| Given exercise |
Report only the number of lines in this material that include the string "распределительных".

Begin Information provided

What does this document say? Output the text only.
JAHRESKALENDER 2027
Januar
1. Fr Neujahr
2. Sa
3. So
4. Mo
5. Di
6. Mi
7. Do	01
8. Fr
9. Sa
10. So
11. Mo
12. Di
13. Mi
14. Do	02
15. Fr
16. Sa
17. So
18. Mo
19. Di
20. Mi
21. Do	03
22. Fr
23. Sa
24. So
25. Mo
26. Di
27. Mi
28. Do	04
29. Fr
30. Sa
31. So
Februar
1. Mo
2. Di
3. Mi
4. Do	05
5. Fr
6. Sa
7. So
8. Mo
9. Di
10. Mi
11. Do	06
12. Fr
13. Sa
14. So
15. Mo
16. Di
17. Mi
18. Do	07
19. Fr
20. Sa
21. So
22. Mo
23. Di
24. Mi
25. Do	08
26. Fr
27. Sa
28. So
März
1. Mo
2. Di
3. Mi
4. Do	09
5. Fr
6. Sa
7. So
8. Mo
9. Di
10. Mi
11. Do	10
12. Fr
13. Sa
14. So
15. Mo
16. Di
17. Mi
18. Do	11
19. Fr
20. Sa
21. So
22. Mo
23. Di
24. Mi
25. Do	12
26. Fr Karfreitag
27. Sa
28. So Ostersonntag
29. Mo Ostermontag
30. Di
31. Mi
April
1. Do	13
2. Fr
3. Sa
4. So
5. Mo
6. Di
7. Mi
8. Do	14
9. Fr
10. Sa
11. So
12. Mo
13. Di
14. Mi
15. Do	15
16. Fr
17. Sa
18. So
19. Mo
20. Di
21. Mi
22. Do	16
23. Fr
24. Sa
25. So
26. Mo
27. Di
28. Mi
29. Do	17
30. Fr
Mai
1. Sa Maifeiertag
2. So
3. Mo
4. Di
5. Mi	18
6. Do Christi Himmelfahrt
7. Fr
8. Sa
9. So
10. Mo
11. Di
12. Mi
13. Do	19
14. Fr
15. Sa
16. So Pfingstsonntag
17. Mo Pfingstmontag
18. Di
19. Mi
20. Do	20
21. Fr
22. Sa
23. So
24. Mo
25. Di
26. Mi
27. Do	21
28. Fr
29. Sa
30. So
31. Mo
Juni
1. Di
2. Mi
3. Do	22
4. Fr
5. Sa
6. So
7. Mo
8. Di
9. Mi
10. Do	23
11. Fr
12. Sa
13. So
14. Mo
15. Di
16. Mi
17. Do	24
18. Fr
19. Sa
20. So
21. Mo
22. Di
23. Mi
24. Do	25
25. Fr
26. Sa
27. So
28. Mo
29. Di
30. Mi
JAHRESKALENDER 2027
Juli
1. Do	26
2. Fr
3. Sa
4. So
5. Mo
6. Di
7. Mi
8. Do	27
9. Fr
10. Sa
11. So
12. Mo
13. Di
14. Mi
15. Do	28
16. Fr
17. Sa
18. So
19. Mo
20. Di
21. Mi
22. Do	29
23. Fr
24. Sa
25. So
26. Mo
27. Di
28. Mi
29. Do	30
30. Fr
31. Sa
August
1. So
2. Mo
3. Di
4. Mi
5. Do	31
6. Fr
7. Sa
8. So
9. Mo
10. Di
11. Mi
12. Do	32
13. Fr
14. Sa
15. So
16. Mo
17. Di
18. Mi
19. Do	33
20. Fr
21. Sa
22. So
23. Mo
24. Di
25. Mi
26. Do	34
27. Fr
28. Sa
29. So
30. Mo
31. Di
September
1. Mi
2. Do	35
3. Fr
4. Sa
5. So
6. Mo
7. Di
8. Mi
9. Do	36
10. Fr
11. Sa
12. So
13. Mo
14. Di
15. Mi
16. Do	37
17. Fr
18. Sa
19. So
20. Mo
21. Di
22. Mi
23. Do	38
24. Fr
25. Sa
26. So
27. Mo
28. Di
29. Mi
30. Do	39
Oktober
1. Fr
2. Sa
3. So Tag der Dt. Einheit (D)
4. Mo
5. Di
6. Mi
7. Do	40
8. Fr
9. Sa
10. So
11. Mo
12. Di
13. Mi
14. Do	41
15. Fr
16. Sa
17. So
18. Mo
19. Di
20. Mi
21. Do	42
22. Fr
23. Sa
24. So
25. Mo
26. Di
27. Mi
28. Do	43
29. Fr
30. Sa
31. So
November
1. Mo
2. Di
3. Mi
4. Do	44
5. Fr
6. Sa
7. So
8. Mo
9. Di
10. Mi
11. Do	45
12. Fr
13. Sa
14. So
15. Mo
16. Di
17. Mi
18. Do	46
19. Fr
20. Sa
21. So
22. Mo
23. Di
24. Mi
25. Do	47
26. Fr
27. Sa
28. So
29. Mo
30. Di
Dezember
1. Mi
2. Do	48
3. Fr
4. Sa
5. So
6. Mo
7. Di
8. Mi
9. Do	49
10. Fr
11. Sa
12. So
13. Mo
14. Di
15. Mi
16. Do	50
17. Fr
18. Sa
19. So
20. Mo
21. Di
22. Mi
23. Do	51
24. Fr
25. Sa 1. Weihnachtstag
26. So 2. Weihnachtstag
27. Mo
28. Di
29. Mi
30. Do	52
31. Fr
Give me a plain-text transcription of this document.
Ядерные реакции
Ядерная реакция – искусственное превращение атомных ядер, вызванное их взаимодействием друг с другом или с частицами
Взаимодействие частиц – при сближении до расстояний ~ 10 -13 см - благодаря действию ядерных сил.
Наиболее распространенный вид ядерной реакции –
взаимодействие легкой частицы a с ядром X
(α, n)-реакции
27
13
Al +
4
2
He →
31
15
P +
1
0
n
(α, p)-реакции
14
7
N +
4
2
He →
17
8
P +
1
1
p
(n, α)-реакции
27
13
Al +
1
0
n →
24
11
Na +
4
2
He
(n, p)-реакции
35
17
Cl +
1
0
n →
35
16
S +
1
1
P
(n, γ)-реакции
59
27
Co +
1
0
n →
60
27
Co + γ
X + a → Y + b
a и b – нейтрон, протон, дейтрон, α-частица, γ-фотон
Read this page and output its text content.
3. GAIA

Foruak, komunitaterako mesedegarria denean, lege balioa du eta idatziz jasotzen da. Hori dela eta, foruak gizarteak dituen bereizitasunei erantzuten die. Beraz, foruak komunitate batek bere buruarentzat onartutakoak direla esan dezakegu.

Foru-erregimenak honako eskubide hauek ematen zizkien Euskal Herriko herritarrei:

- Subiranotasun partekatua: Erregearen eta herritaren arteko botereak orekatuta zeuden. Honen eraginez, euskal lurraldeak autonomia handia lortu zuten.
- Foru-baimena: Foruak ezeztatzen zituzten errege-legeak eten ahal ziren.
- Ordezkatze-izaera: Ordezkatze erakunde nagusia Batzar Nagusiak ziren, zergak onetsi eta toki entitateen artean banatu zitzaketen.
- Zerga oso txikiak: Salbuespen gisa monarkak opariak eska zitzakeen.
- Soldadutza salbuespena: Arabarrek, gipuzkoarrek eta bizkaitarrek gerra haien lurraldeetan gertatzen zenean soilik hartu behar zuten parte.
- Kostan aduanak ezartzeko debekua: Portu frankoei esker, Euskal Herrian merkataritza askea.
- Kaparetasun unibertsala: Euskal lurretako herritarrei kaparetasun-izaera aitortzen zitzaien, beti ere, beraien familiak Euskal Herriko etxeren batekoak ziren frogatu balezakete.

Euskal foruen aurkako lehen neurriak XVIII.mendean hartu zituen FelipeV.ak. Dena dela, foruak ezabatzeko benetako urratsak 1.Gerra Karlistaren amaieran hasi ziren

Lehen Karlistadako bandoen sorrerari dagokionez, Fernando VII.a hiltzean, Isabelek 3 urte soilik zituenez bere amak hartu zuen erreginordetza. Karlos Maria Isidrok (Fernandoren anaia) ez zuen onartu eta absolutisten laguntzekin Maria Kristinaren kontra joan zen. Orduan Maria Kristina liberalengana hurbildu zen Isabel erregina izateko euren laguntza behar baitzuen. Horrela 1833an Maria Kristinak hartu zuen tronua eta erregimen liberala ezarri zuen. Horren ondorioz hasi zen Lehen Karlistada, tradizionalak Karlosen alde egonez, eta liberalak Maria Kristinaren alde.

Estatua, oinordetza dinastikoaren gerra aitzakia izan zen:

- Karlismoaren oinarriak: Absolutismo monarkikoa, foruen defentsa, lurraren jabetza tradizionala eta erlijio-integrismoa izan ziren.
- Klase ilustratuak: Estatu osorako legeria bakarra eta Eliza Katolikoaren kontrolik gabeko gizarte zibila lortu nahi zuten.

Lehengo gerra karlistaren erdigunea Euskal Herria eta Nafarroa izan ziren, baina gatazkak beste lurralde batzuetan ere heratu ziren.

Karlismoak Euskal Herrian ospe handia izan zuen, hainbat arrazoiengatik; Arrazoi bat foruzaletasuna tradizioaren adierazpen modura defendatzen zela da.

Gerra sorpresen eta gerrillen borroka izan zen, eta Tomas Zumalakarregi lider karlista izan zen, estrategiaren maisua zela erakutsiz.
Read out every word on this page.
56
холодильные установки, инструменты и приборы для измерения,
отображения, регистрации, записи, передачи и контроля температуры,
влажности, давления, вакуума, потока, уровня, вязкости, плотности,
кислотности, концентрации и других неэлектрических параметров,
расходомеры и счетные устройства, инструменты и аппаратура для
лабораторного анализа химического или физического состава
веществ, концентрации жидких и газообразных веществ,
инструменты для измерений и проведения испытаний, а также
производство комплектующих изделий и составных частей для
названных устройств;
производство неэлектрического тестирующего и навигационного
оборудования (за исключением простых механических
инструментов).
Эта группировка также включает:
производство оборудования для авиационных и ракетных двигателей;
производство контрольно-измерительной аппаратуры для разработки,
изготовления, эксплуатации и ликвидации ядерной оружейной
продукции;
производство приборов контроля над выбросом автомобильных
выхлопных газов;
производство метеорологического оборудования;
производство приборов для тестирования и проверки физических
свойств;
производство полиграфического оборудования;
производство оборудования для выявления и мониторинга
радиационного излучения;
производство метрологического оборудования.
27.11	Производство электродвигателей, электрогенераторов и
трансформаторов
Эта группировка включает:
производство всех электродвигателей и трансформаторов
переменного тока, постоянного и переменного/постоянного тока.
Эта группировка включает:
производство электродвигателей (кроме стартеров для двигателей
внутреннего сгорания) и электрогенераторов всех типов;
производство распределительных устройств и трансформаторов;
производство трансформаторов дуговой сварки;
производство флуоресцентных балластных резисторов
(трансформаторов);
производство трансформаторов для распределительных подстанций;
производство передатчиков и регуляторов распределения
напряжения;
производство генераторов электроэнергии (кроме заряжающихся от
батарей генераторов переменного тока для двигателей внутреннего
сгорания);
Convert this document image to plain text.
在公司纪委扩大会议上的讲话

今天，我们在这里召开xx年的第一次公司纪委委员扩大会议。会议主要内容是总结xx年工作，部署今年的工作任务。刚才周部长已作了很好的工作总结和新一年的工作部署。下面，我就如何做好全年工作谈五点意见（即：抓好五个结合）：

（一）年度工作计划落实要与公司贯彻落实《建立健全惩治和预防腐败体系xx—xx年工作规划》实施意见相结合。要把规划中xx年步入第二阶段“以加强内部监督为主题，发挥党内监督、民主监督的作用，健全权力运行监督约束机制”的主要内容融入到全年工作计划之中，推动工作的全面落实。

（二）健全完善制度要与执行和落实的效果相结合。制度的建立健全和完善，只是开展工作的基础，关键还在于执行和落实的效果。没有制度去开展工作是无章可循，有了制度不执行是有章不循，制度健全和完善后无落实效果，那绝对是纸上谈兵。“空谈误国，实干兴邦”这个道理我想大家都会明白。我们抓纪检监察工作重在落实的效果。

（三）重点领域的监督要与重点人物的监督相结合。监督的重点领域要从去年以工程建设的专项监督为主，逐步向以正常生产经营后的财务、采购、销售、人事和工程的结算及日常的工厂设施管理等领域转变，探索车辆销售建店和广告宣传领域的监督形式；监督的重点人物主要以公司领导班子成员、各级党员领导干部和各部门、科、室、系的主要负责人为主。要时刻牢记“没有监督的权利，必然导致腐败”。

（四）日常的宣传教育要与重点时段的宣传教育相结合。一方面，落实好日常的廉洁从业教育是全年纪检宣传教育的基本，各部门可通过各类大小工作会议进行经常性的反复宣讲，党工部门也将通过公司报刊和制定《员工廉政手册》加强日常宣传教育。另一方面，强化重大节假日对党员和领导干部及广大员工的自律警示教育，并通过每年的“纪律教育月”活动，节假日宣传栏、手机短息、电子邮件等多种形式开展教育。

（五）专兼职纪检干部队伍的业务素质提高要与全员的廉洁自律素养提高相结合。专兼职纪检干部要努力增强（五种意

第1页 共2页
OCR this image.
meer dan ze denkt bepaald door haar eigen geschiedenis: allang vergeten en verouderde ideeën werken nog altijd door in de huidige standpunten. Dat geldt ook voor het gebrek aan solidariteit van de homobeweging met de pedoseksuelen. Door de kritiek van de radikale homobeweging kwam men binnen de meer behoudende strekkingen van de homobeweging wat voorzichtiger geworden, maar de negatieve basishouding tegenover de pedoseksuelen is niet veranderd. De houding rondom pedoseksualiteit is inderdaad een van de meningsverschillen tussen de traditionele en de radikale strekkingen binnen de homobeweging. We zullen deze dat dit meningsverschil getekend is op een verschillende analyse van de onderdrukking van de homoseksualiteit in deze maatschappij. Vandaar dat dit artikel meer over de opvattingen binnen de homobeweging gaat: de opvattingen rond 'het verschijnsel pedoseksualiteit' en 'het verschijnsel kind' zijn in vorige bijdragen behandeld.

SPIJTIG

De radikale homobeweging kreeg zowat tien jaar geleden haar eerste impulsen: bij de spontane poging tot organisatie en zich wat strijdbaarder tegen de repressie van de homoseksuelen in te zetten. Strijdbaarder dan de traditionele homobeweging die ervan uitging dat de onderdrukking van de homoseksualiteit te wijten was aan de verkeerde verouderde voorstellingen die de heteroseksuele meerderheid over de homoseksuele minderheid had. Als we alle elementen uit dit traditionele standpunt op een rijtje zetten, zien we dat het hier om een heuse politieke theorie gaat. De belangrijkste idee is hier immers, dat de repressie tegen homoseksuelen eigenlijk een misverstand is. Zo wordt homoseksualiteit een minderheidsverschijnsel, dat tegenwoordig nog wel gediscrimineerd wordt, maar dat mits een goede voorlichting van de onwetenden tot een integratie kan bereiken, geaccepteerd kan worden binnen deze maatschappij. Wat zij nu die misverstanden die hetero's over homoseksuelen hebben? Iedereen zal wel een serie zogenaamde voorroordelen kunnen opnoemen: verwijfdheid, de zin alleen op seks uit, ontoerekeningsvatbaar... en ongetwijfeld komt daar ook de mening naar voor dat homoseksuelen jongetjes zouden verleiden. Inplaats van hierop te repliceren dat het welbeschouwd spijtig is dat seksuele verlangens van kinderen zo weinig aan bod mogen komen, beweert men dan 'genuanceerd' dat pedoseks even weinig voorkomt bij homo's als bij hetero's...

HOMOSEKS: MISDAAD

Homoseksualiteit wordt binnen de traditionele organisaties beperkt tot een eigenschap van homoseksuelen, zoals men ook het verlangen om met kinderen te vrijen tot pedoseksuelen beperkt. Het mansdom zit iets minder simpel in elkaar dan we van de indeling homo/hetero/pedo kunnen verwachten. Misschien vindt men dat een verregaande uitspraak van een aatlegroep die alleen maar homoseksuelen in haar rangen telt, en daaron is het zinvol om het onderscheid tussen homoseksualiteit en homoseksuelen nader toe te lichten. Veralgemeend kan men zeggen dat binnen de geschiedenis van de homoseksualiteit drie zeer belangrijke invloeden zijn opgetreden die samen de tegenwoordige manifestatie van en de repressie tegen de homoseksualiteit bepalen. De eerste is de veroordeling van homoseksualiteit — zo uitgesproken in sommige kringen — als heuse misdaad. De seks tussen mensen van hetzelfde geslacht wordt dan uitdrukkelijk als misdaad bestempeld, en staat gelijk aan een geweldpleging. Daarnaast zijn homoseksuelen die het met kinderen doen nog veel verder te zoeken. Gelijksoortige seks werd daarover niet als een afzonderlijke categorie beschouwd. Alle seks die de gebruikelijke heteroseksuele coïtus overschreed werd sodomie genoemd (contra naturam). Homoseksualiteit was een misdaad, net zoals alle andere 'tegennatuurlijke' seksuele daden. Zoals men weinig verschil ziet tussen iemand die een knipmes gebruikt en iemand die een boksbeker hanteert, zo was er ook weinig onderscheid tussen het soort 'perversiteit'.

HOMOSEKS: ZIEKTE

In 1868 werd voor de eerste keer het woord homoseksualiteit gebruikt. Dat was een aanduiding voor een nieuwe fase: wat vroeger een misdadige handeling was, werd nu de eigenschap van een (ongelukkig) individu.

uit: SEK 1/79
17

End Information provided

| Correct response |
2